Copy out each record in the data, changing "planetary gearing" to "epicyclic gearing" and leaving everything else as it is.

[START Available records]

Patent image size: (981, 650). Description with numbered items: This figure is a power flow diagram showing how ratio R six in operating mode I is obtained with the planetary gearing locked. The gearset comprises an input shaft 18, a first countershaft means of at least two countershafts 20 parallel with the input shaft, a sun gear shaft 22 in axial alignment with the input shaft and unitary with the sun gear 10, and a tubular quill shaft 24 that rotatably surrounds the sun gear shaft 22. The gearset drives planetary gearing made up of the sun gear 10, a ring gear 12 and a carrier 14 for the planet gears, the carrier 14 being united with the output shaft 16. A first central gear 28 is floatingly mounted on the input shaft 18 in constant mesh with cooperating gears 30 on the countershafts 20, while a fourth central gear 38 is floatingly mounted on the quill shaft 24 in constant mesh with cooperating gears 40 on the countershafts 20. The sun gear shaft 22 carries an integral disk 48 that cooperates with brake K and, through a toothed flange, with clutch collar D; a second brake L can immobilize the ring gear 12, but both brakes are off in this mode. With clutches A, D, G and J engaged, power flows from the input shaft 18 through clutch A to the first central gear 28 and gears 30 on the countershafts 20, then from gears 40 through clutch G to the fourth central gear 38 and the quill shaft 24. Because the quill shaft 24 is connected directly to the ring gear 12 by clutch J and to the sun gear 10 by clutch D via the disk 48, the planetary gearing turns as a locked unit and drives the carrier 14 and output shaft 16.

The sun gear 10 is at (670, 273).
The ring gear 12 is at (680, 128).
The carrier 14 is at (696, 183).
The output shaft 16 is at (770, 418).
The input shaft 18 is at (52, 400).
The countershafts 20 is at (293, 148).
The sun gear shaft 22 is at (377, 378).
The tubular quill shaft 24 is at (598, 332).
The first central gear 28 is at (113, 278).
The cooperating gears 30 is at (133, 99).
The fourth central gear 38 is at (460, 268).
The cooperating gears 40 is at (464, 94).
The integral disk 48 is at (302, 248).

[END Available records]

→ Correct answer:
Patent image size: (981, 650). Description with numbered items: This figure is a power flow diagram showing how ratio R six in operating mode I is obtained with the epicyclic gearing locked. The gearset comprises an input shaft 18, a first countershaft means of at least two countershafts 20 parallel with the input shaft, a sun gear shaft 22 in axial alignment with the input shaft and unitary with the sun gear 10, and a tubular quill shaft 24 that rotatably surrounds the sun gear shaft 22. The gearset drives epicyclic gearing made up of the sun gear 10, a ring gear 12 and a carrier 14 for the planet gears, the carrier 14 being united with the output shaft 16. A first central gear 28 is floatingly mounted on the input shaft 18 in constant mesh with cooperating gears 30 on the countershafts 20, while a fourth central gear 38 is floatingly mounted on the quill shaft 24 in constant mesh with cooperating gears 40 on the countershafts 20. The sun gear shaft 22 carries an integral disk 48 that cooperates with brake K and, through a toothed flange, with clutch collar D; a second brake L can immobilize the ring gear 12, but both brakes are off in this mode. With clutches A, D, G and J engaged, power flows from the input shaft 18 through clutch A to the first central gear 28 and gears 30 on the countershafts 20, then from gears 40 through clutch G to the fourth central gear 38 and the quill shaft 24. Because the quill shaft 24 is connected directly to the ring gear 12 by clutch J and to the sun gear 10 by clutch D via the disk 48, the epicyclic gearing turns as a locked unit and drives the carrier 14 and output shaft 16.

The sun gear 10 is at (670, 273).
The ring gear 12 is at (680, 128).
The carrier 14 is at (696, 183).
The output shaft 16 is at (770, 418).
The input shaft 18 is at (52, 400).
The countershafts 20 is at (293, 148).
The sun gear shaft 22 is at (377, 378).
The tubular quill shaft 24 is at (598, 332).
The first central gear 28 is at (113, 278).
The cooperating gears 30 is at (133, 99).
The fourth central gear 38 is at (460, 268).
The cooperating gears 40 is at (464, 94).
The integral disk 48 is at (302, 248).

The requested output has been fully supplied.